- _AIM OF THE TASK_: Report every line in the listing that contains the string "Abrechnung".

- _LISTING_:
____________________

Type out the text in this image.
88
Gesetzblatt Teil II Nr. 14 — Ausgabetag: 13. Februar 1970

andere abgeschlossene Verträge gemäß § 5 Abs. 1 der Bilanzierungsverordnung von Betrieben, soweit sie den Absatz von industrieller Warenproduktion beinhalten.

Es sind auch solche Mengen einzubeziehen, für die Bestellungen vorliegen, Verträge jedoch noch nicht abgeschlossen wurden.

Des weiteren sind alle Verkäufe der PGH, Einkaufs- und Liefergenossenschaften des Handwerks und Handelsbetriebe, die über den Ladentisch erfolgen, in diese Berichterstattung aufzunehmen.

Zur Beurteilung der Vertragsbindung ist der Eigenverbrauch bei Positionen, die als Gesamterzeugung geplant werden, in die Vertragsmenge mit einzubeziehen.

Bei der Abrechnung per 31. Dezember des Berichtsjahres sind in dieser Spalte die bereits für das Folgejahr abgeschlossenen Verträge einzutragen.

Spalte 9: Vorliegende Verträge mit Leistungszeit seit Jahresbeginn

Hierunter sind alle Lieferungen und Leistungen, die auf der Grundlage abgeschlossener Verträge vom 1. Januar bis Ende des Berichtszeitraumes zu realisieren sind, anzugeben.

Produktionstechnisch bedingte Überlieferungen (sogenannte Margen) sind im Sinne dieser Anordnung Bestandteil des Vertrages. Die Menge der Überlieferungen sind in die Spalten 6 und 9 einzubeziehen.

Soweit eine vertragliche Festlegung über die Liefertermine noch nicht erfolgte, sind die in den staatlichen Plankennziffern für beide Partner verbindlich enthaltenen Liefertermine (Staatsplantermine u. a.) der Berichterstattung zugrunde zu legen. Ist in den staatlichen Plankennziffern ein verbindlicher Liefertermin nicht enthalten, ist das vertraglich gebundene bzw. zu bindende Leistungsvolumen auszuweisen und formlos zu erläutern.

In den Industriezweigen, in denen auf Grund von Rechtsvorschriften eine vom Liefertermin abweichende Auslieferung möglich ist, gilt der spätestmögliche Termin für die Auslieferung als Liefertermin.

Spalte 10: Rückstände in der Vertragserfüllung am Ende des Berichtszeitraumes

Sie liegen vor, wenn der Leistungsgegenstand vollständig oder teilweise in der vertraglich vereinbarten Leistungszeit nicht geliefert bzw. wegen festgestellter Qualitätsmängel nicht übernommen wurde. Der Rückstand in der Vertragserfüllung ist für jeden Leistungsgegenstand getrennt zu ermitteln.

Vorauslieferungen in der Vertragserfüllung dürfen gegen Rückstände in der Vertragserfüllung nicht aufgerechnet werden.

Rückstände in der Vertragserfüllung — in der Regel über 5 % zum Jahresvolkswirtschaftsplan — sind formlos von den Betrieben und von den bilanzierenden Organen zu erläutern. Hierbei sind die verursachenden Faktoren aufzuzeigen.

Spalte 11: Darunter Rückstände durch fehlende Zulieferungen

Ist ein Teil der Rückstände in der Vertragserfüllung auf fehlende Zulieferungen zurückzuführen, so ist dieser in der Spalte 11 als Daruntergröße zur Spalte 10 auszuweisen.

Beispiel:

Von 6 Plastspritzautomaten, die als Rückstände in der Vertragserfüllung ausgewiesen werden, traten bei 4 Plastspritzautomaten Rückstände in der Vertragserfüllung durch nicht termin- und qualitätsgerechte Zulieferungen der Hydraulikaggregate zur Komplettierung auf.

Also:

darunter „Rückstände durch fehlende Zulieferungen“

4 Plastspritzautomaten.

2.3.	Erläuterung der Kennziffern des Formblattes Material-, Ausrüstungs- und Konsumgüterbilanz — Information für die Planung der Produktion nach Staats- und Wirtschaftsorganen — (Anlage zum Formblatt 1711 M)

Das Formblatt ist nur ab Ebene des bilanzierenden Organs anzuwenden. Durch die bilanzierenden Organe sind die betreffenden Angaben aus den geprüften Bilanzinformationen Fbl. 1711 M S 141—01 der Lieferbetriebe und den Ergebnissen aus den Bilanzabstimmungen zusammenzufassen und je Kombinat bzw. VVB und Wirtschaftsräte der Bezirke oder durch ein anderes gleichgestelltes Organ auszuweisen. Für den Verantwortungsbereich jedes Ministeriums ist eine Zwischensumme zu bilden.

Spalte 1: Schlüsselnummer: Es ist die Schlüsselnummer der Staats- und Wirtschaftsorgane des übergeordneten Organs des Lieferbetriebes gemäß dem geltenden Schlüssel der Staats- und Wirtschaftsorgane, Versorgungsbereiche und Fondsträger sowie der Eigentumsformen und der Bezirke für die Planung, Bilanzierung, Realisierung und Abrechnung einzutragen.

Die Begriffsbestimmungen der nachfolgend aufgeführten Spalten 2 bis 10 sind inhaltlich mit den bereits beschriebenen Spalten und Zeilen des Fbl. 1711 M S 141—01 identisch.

____________________

- _FINAL RESULT_:
Bei der Abrechnung per 31. Dezember des Berichtsjahres sind in dieser Spalte die bereits für das Folgejahr abgeschlossenen Verträge einzutragen.
Spalte 1: Schlüsselnummer: Es ist die Schlüsselnummer der Staats- und Wirtschaftsorgane des übergeordneten Organs des Lieferbetriebes gemäß dem geltenden Schlüssel der Staats- und Wirtschaftsorgane, Versorgungsbereiche und Fondsträger sowie der Eigentumsformen und der Bezirke für die Planung, Bilanzierung, Realisierung und Abrechnung einzutragen.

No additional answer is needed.